— start Input records —

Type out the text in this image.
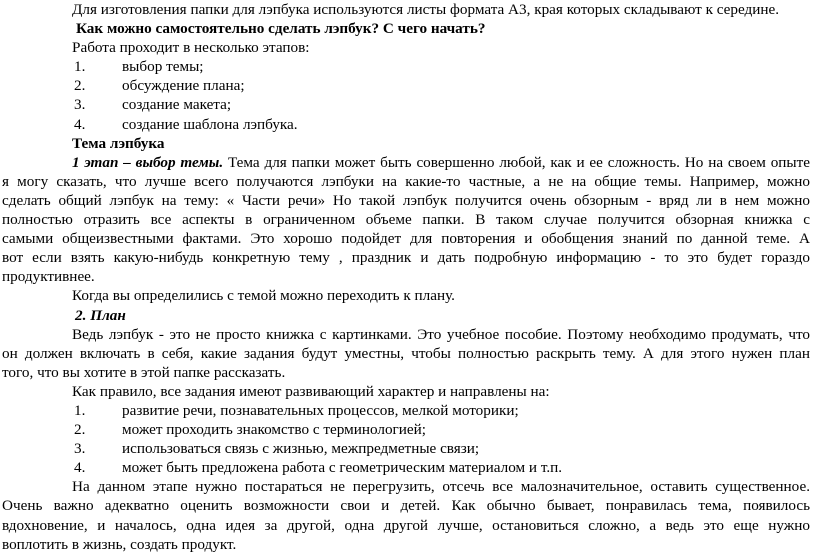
Для изготовления папки для лэпбука используются листы формата А3, края которых складывают к середине.
Как можно самостоятельно сделать лэпбук? С чего начать?
Работа проходит в несколько этапов:
1.	выбор темы;
2.	обсуждение плана;
3.	создание макета;
4.	создание шаблона лэпбука.
Тема лэпбука
1 этап – выбор темы. Тема для папки может быть совершенно любой, как и ее сложность. Но на своем опыте
я могу сказать, что лучше всего получаются лэпбуки на какие-то частные, а не на общие темы. Например, можно
сделать общий лэпбук на тему: « Части речи» Но такой лэпбук получится очень обзорным - вряд ли в нем можно
полностью отразить все аспекты в ограниченном объеме папки. В таком случае получится обзорная книжка с
самыми общеизвестными фактами. Это хорошо подойдет для повторения и обобщения знаний по данной теме. А
вот если взять какую-нибудь конкретную тему , праздник и дать подробную информацию - то это будет гораздо
продуктивнее.
Когда вы определились с темой можно переходить к плану.
2. План
Ведь лэпбук - это не просто книжка с картинками. Это учебное пособие. Поэтому необходимо продумать, что
он должен включать в себя, какие задания будут уместны, чтобы полностью раскрыть тему. А для этого нужен план
того, что вы хотите в этой папке рассказать.
Как правило, все задания имеют развивающий характер и направлены на:
1.	развитие речи, познавательных процессов, мелкой моторики;
2.	может проходить знакомство с терминологией;
3.	использоваться связь с жизнью, межпредметные связи;
4.	может быть предложена работа с геометрическим материалом и т.п.
На данном этапе нужно постараться не перегрузить, отсечь все малозначительное, оставить существенное.
Очень важно адекватно оценить возможности свои и детей. Как обычно бывает, понравилась тема, появилось
вдохновение, и началось, одна идея за другой, одна другой лучше, остановиться сложно, а ведь это еще нужно
воплотить в жизнь, создать продукт.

— end Input records —

▶ _Aim_
In the listing above, count each line that holds the string "лучше". Give the number only.

▶ _The answer_
2